(EXERCISE DATA)
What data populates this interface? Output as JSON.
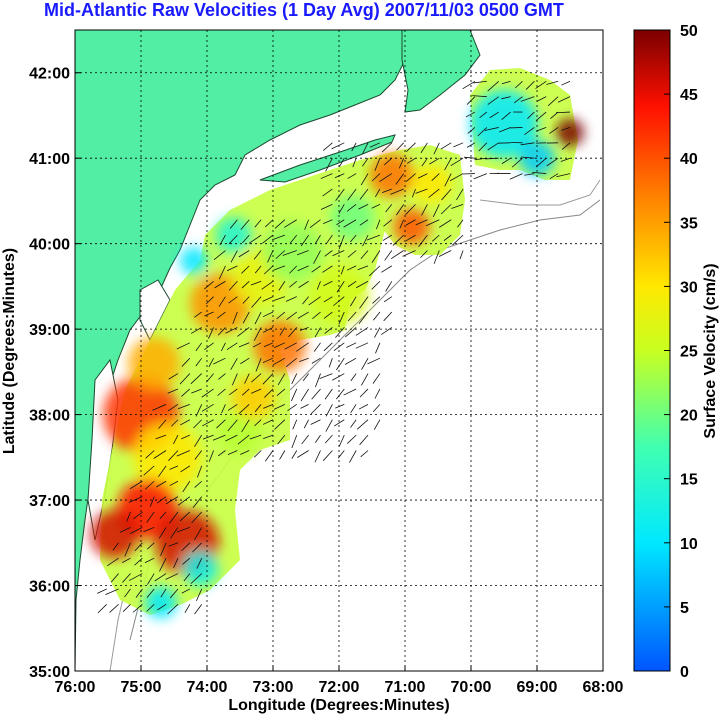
{
  "title": "Mid-Atlantic Raw Velocities (1 Day Avg) 2007/11/03 0500 GMT",
  "xlabel": "Longitude (Degrees:Minutes)",
  "ylabel": "Latitude (Degrees:Minutes)",
  "colorbar_label": "Surface Velocity (cm/s)",
  "x_ticks": [
    "76:00",
    "75:00",
    "74:00",
    "73:00",
    "72:00",
    "71:00",
    "70:00",
    "69:00",
    "68:00"
  ],
  "y_ticks": [
    "35:00",
    "36:00",
    "37:00",
    "38:00",
    "39:00",
    "40:00",
    "41:00",
    "42:00"
  ],
  "cb_ticks": [
    "0",
    "5",
    "10",
    "15",
    "20",
    "25",
    "30",
    "35",
    "40",
    "45",
    "50"
  ],
  "colors": {
    "land": "#52eea3",
    "title": "#1a1aff"
  },
  "chart_data": {
    "type": "map",
    "xlim": [
      -76,
      -68
    ],
    "ylim": [
      35,
      42.5
    ],
    "colorbar_range": [
      0,
      50
    ],
    "grid": true,
    "regions": [
      {
        "lon": -74.9,
        "lat": 37.9,
        "speed": 40
      },
      {
        "lon": -74.4,
        "lat": 36.4,
        "speed": 45
      },
      {
        "lon": -75.3,
        "lat": 36.5,
        "speed": 45
      },
      {
        "lon": -73.8,
        "lat": 39.2,
        "speed": 35
      },
      {
        "lon": -72.9,
        "lat": 38.8,
        "speed": 38
      },
      {
        "lon": -71.2,
        "lat": 40.8,
        "speed": 38
      },
      {
        "lon": -68.5,
        "lat": 41.3,
        "speed": 50
      },
      {
        "lon": -69.5,
        "lat": 41.4,
        "speed": 12
      },
      {
        "lon": -73.7,
        "lat": 40.1,
        "speed": 20
      },
      {
        "lon": -74.5,
        "lat": 35.8,
        "speed": 10
      }
    ]
  }
}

(WHAT IS BEING ASKED) Look through the entries above; copy each line where the string "Degrees" appears.

(ANSWER TO THIS PROBLEM)
  "xlabel": "Longitude (Degrees:Minutes)",
  "ylabel": "Latitude (Degrees:Minutes)",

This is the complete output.